**REQUEST**. Extract each line holding the word "النبي" from the entries.

**MATERIAL FOR THIS TASK**.
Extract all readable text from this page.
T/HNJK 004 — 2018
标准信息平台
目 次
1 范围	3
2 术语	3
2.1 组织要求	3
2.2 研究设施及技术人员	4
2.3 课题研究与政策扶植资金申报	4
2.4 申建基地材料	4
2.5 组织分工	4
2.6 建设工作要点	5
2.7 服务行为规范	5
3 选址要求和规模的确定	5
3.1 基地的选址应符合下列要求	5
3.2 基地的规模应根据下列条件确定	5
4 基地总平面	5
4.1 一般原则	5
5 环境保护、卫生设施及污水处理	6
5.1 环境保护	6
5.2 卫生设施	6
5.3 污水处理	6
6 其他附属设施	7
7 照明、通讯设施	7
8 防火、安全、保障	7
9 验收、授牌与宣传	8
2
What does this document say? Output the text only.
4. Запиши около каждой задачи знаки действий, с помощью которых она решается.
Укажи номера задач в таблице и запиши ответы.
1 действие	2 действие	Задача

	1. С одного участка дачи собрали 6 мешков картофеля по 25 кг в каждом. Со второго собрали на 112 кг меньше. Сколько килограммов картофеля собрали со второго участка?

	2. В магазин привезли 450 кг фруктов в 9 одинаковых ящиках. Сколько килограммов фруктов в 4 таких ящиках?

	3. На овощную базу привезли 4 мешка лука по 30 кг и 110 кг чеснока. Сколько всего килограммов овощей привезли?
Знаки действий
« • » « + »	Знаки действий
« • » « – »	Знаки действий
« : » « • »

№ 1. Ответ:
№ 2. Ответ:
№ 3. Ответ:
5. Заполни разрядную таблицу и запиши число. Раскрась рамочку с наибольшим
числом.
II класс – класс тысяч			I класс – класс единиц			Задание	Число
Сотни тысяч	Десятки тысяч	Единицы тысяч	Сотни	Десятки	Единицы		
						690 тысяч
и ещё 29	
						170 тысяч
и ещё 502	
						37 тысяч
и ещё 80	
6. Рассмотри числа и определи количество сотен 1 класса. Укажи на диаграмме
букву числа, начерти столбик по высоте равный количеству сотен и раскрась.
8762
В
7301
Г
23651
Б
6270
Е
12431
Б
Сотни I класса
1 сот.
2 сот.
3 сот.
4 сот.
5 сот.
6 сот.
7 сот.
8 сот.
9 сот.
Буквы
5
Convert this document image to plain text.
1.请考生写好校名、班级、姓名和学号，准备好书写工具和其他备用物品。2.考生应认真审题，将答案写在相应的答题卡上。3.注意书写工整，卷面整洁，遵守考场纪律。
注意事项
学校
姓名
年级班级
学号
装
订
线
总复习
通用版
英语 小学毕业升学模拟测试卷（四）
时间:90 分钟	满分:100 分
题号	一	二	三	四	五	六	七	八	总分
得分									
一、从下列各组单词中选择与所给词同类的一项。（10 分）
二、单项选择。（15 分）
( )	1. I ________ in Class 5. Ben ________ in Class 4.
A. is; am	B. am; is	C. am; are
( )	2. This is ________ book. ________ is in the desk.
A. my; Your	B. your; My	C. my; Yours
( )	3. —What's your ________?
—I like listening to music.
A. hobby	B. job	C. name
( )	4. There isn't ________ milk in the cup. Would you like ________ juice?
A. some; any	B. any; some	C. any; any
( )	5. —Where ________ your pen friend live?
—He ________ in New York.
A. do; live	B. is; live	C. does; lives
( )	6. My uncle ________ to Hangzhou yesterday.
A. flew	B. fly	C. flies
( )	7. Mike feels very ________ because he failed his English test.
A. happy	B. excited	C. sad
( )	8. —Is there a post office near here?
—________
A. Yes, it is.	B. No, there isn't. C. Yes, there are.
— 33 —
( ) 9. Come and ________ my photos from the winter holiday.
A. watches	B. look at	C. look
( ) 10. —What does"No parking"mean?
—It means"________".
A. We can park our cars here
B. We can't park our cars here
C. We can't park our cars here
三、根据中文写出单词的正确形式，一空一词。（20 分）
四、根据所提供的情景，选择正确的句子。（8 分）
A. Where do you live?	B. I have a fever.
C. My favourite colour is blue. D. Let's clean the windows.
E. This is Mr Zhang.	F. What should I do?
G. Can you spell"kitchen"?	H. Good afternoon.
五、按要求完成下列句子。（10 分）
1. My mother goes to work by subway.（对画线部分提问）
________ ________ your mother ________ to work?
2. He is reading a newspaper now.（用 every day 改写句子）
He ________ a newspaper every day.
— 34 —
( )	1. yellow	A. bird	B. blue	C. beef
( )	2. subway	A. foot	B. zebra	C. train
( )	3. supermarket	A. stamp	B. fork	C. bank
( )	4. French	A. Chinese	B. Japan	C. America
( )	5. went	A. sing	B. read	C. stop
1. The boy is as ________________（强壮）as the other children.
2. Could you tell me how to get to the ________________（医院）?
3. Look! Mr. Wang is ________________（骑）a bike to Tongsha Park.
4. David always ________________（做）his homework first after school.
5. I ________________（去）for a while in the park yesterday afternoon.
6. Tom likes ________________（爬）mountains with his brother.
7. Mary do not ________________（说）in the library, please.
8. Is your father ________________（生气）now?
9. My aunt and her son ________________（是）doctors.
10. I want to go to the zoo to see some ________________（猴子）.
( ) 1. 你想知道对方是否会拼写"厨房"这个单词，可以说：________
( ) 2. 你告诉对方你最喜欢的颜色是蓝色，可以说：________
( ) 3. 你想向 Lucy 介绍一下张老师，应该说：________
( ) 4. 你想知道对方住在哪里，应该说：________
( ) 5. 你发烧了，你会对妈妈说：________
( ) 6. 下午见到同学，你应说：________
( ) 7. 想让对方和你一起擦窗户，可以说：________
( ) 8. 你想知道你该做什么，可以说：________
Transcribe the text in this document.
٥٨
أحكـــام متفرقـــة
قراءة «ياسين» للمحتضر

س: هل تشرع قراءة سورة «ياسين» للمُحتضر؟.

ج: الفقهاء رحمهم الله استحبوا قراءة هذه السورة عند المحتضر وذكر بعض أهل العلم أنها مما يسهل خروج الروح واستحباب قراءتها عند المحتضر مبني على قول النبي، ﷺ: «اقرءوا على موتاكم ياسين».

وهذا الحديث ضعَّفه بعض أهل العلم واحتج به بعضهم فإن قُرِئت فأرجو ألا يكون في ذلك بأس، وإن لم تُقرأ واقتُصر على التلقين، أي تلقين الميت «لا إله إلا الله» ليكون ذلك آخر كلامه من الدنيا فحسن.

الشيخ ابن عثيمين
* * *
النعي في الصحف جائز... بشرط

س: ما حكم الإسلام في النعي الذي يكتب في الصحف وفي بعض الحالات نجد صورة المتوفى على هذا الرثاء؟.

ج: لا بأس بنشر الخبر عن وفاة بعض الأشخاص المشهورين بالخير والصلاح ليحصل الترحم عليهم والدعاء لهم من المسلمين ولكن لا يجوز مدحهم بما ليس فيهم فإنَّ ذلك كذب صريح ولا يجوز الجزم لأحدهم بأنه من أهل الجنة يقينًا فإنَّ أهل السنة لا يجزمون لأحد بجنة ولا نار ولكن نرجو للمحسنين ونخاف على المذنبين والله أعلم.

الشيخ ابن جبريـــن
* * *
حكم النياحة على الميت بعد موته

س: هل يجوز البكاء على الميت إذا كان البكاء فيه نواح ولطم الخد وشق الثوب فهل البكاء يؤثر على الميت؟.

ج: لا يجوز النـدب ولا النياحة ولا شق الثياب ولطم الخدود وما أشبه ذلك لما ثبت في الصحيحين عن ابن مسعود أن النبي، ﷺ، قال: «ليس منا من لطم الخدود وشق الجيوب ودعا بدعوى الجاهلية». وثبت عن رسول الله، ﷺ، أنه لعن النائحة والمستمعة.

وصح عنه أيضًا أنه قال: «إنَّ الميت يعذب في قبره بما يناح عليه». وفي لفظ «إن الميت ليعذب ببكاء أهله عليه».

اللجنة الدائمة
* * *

**WRITTEN RESPONSE**.
ج: الفقهاء رحمهم الله استحبوا قراءة هذه السورة عند المحتضر وذكر بعض أهل العلم أنها مما يسهل خروج الروح واستحباب قراءتها عند المحتضر مبني على قول النبي، ﷺ: «اقرءوا على موتاكم ياسين».
ج: لا يجوز النـدب ولا النياحة ولا شق الثياب ولطم الخدود وما أشبه ذلك لما ثبت في الصحيحين عن ابن مسعود أن النبي، ﷺ، قال: «ليس منا من لطم الخدود وشق الجيوب ودعا بدعوى الجاهلية». وثبت عن رسول الله، ﷺ، أنه لعن النائحة والمستمعة.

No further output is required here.